__What you have to do__
Copy out each line of the material in which the word "distribution" appears.

__Provided records__
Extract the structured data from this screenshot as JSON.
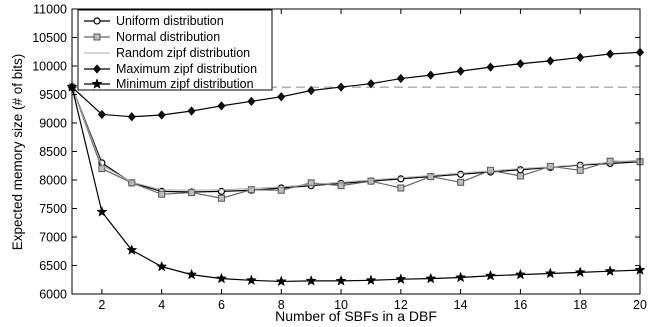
{
  "chart_data": {
    "type": "line",
    "title": "",
    "xlabel": "Number of SBFs in a DBF",
    "ylabel": "Expected memory size (# of bits)",
    "xlim": [
      1,
      20
    ],
    "ylim": [
      6000,
      11000
    ],
    "xticks": [
      2,
      4,
      6,
      8,
      10,
      12,
      14,
      16,
      18,
      20
    ],
    "yticks": [
      6000,
      6500,
      7000,
      7500,
      8000,
      8500,
      9000,
      9500,
      10000,
      10500,
      11000
    ],
    "grid": false,
    "legend_position": "top-left",
    "reference_line": {
      "y": 9630,
      "style": "dashed"
    },
    "x": [
      1,
      2,
      3,
      4,
      5,
      6,
      7,
      8,
      9,
      10,
      11,
      12,
      13,
      14,
      15,
      16,
      17,
      18,
      19,
      20
    ],
    "series": [
      {
        "name": "Uniform distribution",
        "marker": "circle",
        "values": [
          9630,
          8300,
          7950,
          7800,
          7790,
          7800,
          7820,
          7860,
          7900,
          7940,
          7980,
          8020,
          8060,
          8100,
          8140,
          8180,
          8220,
          8260,
          8290,
          8320
        ]
      },
      {
        "name": "Normal distribution",
        "marker": "square",
        "values": [
          9630,
          8200,
          7950,
          7750,
          7780,
          7680,
          7830,
          7820,
          7950,
          7900,
          7980,
          7860,
          8060,
          7960,
          8170,
          8070,
          8240,
          8170,
          8330,
          8320
        ]
      },
      {
        "name": "Random zipf distribution",
        "marker": "none",
        "values": [
          9630,
          8260,
          7960,
          7830,
          7820,
          7830,
          7850,
          7880,
          7920,
          7960,
          8000,
          8040,
          8080,
          8120,
          8160,
          8200,
          8230,
          8270,
          8310,
          8350
        ]
      },
      {
        "name": "Maximum zipf distribution",
        "marker": "diamond",
        "values": [
          9630,
          9150,
          9110,
          9140,
          9210,
          9300,
          9380,
          9460,
          9570,
          9630,
          9690,
          9780,
          9840,
          9910,
          9980,
          10040,
          10090,
          10150,
          10210,
          10240
        ]
      },
      {
        "name": "Minimum zipf distribution",
        "marker": "star",
        "values": [
          9630,
          7440,
          6770,
          6480,
          6340,
          6270,
          6240,
          6220,
          6230,
          6230,
          6240,
          6260,
          6270,
          6290,
          6320,
          6340,
          6360,
          6380,
          6400,
          6420
        ]
      }
    ]
  }
}
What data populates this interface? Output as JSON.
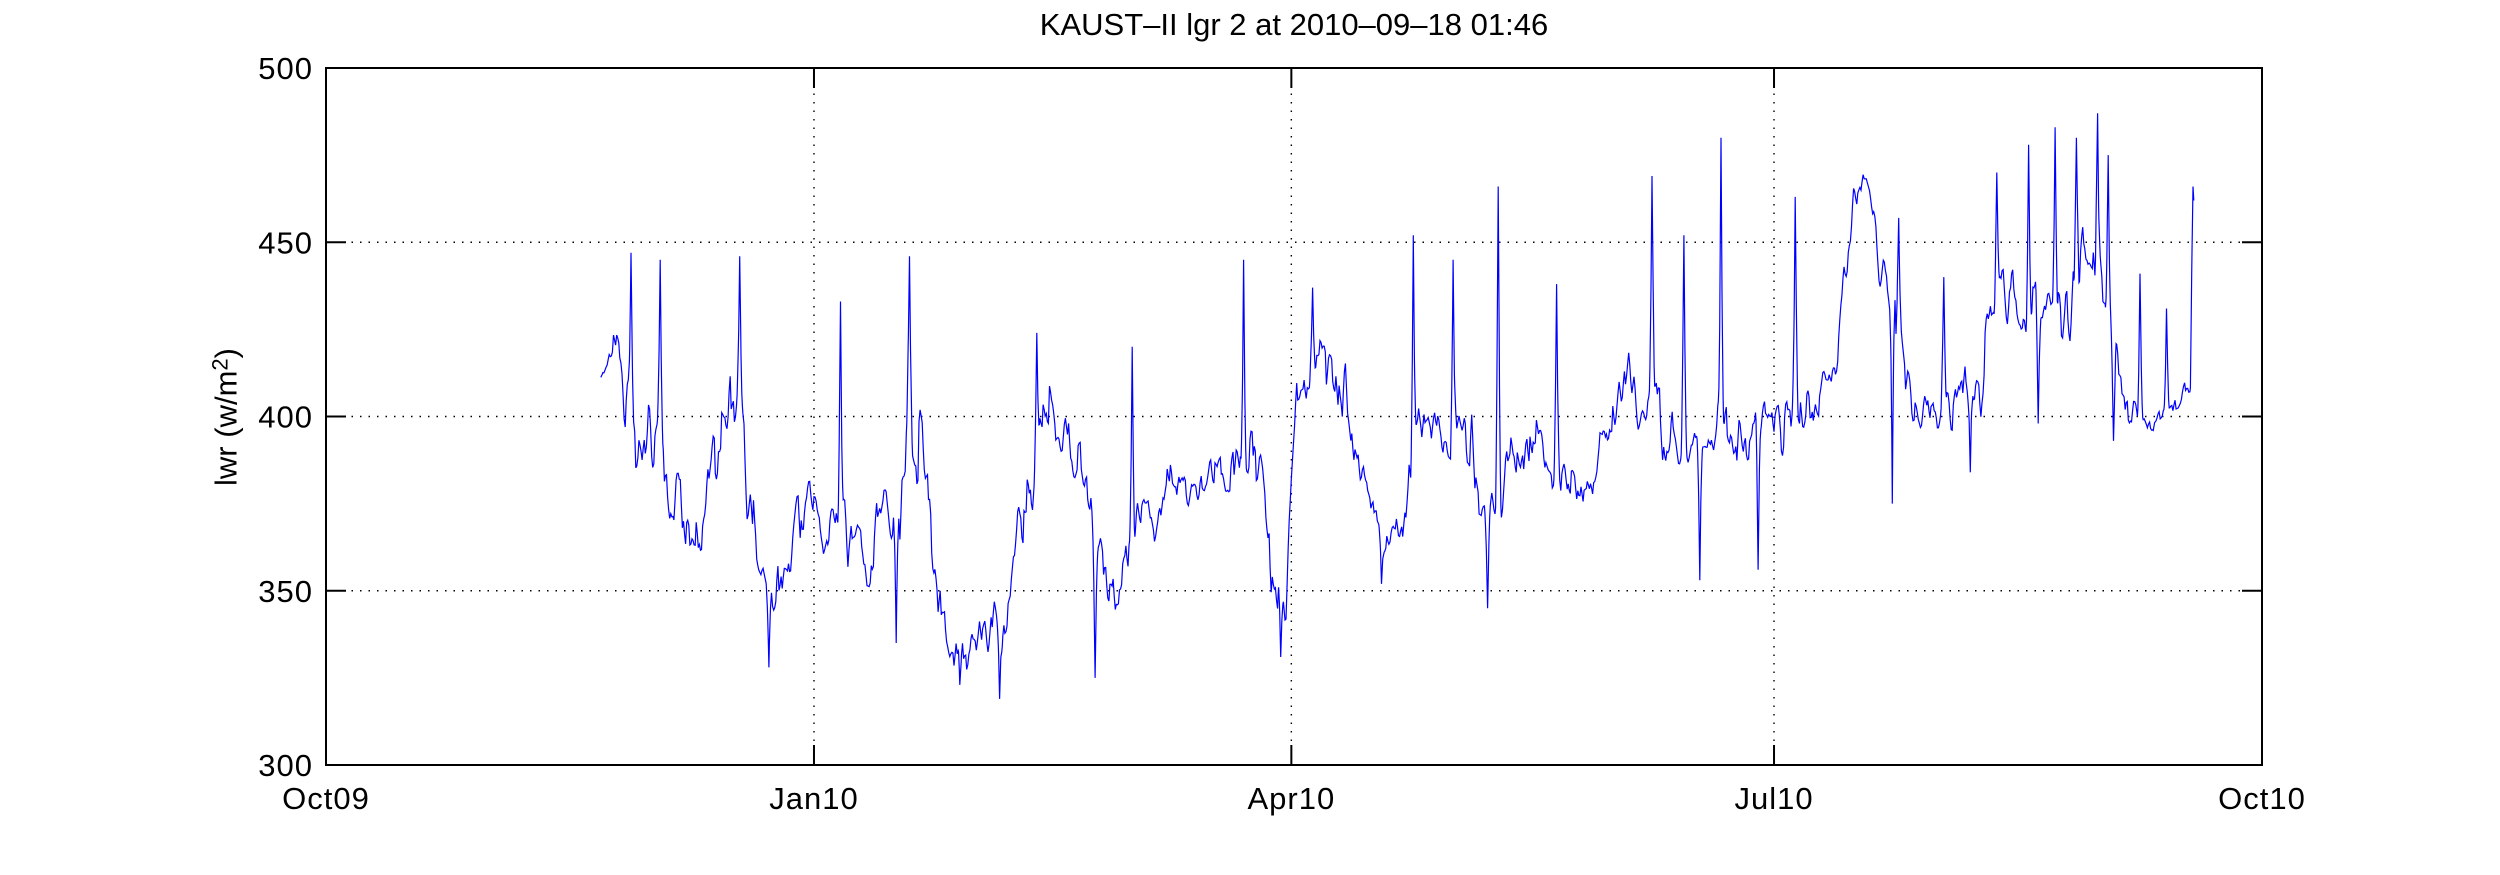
{
  "window": {
    "background": "#ffffff"
  },
  "chart_data": {
    "type": "line",
    "title": "KAUST–II lgr 2 at 2010–09–18 01:46",
    "xlabel": "",
    "ylabel": "lwr (w/m²)",
    "ylabel_parts": {
      "base": "lwr (w/m",
      "sup": "2",
      "close": ")"
    },
    "legend": "none",
    "grid": {
      "style": "dotted",
      "color": "#000000",
      "y_values": [
        350,
        400,
        450
      ],
      "x_days": [
        92,
        182,
        273
      ]
    },
    "axis_color": "#000000",
    "line_color": "#0000ff",
    "x_axis": {
      "range_days": [
        0,
        365
      ],
      "epoch": "Oct 1 2009",
      "ticks": [
        {
          "day": 0,
          "label": "Oct09"
        },
        {
          "day": 92,
          "label": "Jan10"
        },
        {
          "day": 182,
          "label": "Apr10"
        },
        {
          "day": 273,
          "label": "Jul10"
        },
        {
          "day": 365,
          "label": "Oct10"
        }
      ]
    },
    "y_axis": {
      "range": [
        300,
        500
      ],
      "ticks": [
        {
          "value": 500,
          "label": "500"
        },
        {
          "value": 450,
          "label": "450"
        },
        {
          "value": 400,
          "label": "400"
        },
        {
          "value": 350,
          "label": "350"
        },
        {
          "value": 300,
          "label": "300"
        }
      ]
    },
    "series": {
      "name": "lwr",
      "start_day": 51.8,
      "end_day": 352.15,
      "step_day": 0.2,
      "value_min": 318,
      "value_max": 487,
      "trend_anchors": [
        [
          51.8,
          412,
          8
        ],
        [
          54,
          415,
          15
        ],
        [
          57,
          400,
          32
        ],
        [
          61,
          390,
          35
        ],
        [
          65,
          385,
          35
        ],
        [
          68,
          362,
          25
        ],
        [
          71,
          360,
          20
        ],
        [
          74,
          385,
          28
        ],
        [
          78,
          395,
          35
        ],
        [
          82,
          370,
          38
        ],
        [
          85,
          352,
          30
        ],
        [
          88,
          368,
          25
        ],
        [
          91,
          380,
          20
        ],
        [
          95,
          372,
          25
        ],
        [
          99,
          360,
          28
        ],
        [
          103,
          352,
          28
        ],
        [
          107,
          365,
          32
        ],
        [
          110,
          390,
          35
        ],
        [
          113,
          378,
          35
        ],
        [
          116,
          352,
          28
        ],
        [
          119,
          338,
          20
        ],
        [
          122,
          335,
          16
        ],
        [
          125,
          342,
          20
        ],
        [
          128,
          338,
          20
        ],
        [
          131,
          365,
          28
        ],
        [
          134,
          385,
          30
        ],
        [
          137,
          395,
          28
        ],
        [
          140,
          390,
          28
        ],
        [
          143,
          372,
          28
        ],
        [
          146,
          352,
          25
        ],
        [
          149,
          345,
          20
        ],
        [
          152,
          362,
          20
        ],
        [
          156,
          368,
          20
        ],
        [
          160,
          375,
          18
        ],
        [
          164,
          378,
          16
        ],
        [
          168,
          385,
          20
        ],
        [
          172,
          402,
          30
        ],
        [
          175,
          408,
          30
        ],
        [
          178,
          360,
          28
        ],
        [
          181,
          342,
          18
        ],
        [
          183,
          405,
          22
        ],
        [
          186,
          402,
          25
        ],
        [
          189,
          408,
          25
        ],
        [
          192,
          395,
          25
        ],
        [
          195,
          385,
          25
        ],
        [
          198,
          380,
          20
        ],
        [
          201,
          372,
          16
        ],
        [
          204,
          390,
          28
        ],
        [
          207,
          412,
          25
        ],
        [
          210,
          408,
          22
        ],
        [
          213,
          398,
          25
        ],
        [
          216,
          388,
          30
        ],
        [
          219,
          368,
          25
        ],
        [
          222,
          378,
          28
        ],
        [
          225,
          395,
          25
        ],
        [
          228,
          398,
          22
        ],
        [
          231,
          390,
          20
        ],
        [
          234,
          382,
          18
        ],
        [
          237,
          372,
          15
        ],
        [
          240,
          385,
          20
        ],
        [
          243,
          395,
          22
        ],
        [
          246,
          398,
          25
        ],
        [
          249,
          402,
          28
        ],
        [
          252,
          395,
          25
        ],
        [
          255,
          392,
          22
        ],
        [
          258,
          398,
          20
        ],
        [
          261,
          398,
          22
        ],
        [
          264,
          400,
          25
        ],
        [
          267,
          395,
          20
        ],
        [
          270,
          392,
          18
        ],
        [
          273,
          398,
          20
        ],
        [
          276,
          400,
          22
        ],
        [
          279,
          405,
          25
        ],
        [
          282,
          412,
          25
        ],
        [
          285,
          432,
          25
        ],
        [
          288,
          458,
          16
        ],
        [
          290,
          468,
          10
        ],
        [
          292,
          458,
          18
        ],
        [
          294,
          438,
          22
        ],
        [
          297,
          420,
          22
        ],
        [
          300,
          408,
          20
        ],
        [
          303,
          415,
          22
        ],
        [
          306,
          412,
          22
        ],
        [
          309,
          405,
          25
        ],
        [
          312,
          415,
          28
        ],
        [
          315,
          425,
          28
        ],
        [
          318,
          432,
          30
        ],
        [
          321,
          438,
          32
        ],
        [
          324,
          440,
          33
        ],
        [
          327,
          442,
          34
        ],
        [
          330,
          444,
          35
        ],
        [
          333,
          440,
          34
        ],
        [
          336,
          428,
          30
        ],
        [
          338,
          415,
          22
        ],
        [
          340,
          405,
          14
        ],
        [
          343,
          404,
          11
        ],
        [
          346,
          403,
          10
        ],
        [
          349,
          404,
          9
        ],
        [
          351.5,
          406,
          8
        ],
        [
          352.15,
          455,
          10
        ]
      ],
      "events": [
        [
          57.5,
          447
        ],
        [
          63,
          445
        ],
        [
          78,
          446
        ],
        [
          83.5,
          328
        ],
        [
          97,
          433
        ],
        [
          107.5,
          335
        ],
        [
          110,
          446
        ],
        [
          119.5,
          323
        ],
        [
          127,
          319
        ],
        [
          134,
          424
        ],
        [
          145,
          325
        ],
        [
          152,
          420
        ],
        [
          173,
          445
        ],
        [
          180,
          331
        ],
        [
          186,
          437
        ],
        [
          199,
          352
        ],
        [
          205,
          452
        ],
        [
          212.5,
          445
        ],
        [
          219,
          345
        ],
        [
          221,
          466
        ],
        [
          232,
          438
        ],
        [
          250,
          469
        ],
        [
          256,
          452
        ],
        [
          259,
          353
        ],
        [
          263,
          480
        ],
        [
          270,
          356
        ],
        [
          277,
          463
        ],
        [
          295.3,
          375
        ],
        [
          296.5,
          457
        ],
        [
          305,
          440
        ],
        [
          310,
          384
        ],
        [
          315,
          470
        ],
        [
          321,
          478
        ],
        [
          322.8,
          398
        ],
        [
          326,
          483
        ],
        [
          330,
          480
        ],
        [
          334,
          487
        ],
        [
          336,
          475
        ],
        [
          337,
          393
        ],
        [
          342,
          441
        ],
        [
          344.5,
          396
        ],
        [
          347,
          431
        ],
        [
          352,
          466
        ]
      ],
      "noise": {
        "seed": 13,
        "octaves": [
          [
            9,
            0.45
          ],
          [
            2.8,
            0.3
          ],
          [
            0.8,
            0.3
          ],
          [
            0.3,
            0.22
          ]
        ]
      }
    }
  }
}
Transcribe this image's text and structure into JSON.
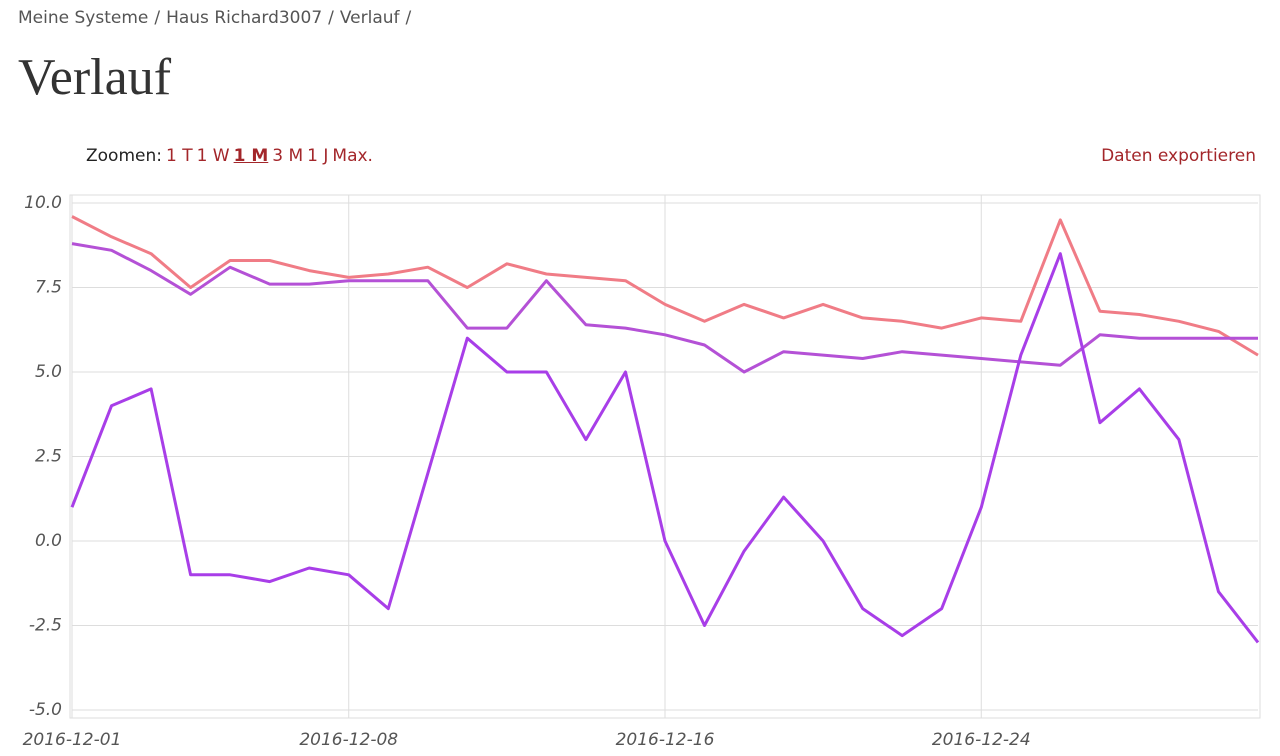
{
  "breadcrumb": {
    "items": [
      "Meine Systeme",
      "Haus Richard3007",
      "Verlauf"
    ],
    "separator": "/"
  },
  "header": {
    "title": "Verlauf"
  },
  "toolbar": {
    "zoom_label": "Zoomen:",
    "zoom_options": [
      "1 T",
      "1 W",
      "1 M",
      "3 M",
      "1 J",
      "Max."
    ],
    "active_zoom": 2,
    "export": "Daten exportieren"
  },
  "chart_data": {
    "type": "line",
    "x": [
      "2016-12-01",
      "2016-12-02",
      "2016-12-03",
      "2016-12-04",
      "2016-12-05",
      "2016-12-06",
      "2016-12-07",
      "2016-12-08",
      "2016-12-09",
      "2016-12-10",
      "2016-12-11",
      "2016-12-12",
      "2016-12-13",
      "2016-12-14",
      "2016-12-15",
      "2016-12-16",
      "2016-12-17",
      "2016-12-18",
      "2016-12-19",
      "2016-12-20",
      "2016-12-21",
      "2016-12-22",
      "2016-12-23",
      "2016-12-24",
      "2016-12-25",
      "2016-12-26",
      "2016-12-27",
      "2016-12-28",
      "2016-12-29",
      "2016-12-30",
      "2016-12-31"
    ],
    "series": [
      {
        "color": "#f07c86",
        "values": [
          9.6,
          9.0,
          8.5,
          7.5,
          8.3,
          8.3,
          8.0,
          7.8,
          7.9,
          8.1,
          7.5,
          8.2,
          7.9,
          7.8,
          7.7,
          7.0,
          6.5,
          7.0,
          6.6,
          7.0,
          6.6,
          6.5,
          6.3,
          6.6,
          6.5,
          9.5,
          6.8,
          6.7,
          6.5,
          6.2,
          5.5
        ]
      },
      {
        "color": "#b451d6",
        "values": [
          8.8,
          8.6,
          8.0,
          7.3,
          8.1,
          7.6,
          7.6,
          7.7,
          7.7,
          7.7,
          6.3,
          6.3,
          7.7,
          6.4,
          6.3,
          6.1,
          5.8,
          5.0,
          5.6,
          5.5,
          5.4,
          5.6,
          5.5,
          5.4,
          5.3,
          5.2,
          6.1,
          6.0,
          6.0,
          6.0,
          6.0
        ]
      },
      {
        "color": "#a83ee8",
        "values": [
          1.0,
          4.0,
          4.5,
          -1.0,
          -1.0,
          -1.2,
          -0.8,
          -1.0,
          -2.0,
          2.0,
          6.0,
          5.0,
          5.0,
          3.0,
          5.0,
          0.0,
          -2.5,
          -0.3,
          1.3,
          0.0,
          -2.0,
          -2.8,
          -2.0,
          1.0,
          5.5,
          8.5,
          3.5,
          4.5,
          3.0,
          -1.5,
          -3.0
        ]
      }
    ],
    "xlim": [
      "2016-12-01",
      "2016-12-31"
    ],
    "xticks": [
      "2016-12-01",
      "2016-12-08",
      "2016-12-16",
      "2016-12-24"
    ],
    "ylim": [
      -5,
      10
    ],
    "yticks": [
      {
        "value": -5,
        "label": "-5.0"
      },
      -2.5,
      {
        "value": 0,
        "label": "0.0"
      },
      2.5,
      {
        "value": 5,
        "label": "5.0"
      },
      7.5,
      {
        "value": 10,
        "label": "10.0"
      }
    ],
    "grid": true
  }
}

__Problem solution__
        "name": "Uniform distribution",
        "name": "Normal distribution",
        "name": "Random zipf distribution",
        "name": "Maximum zipf distribution",
        "name": "Minimum zipf distribution",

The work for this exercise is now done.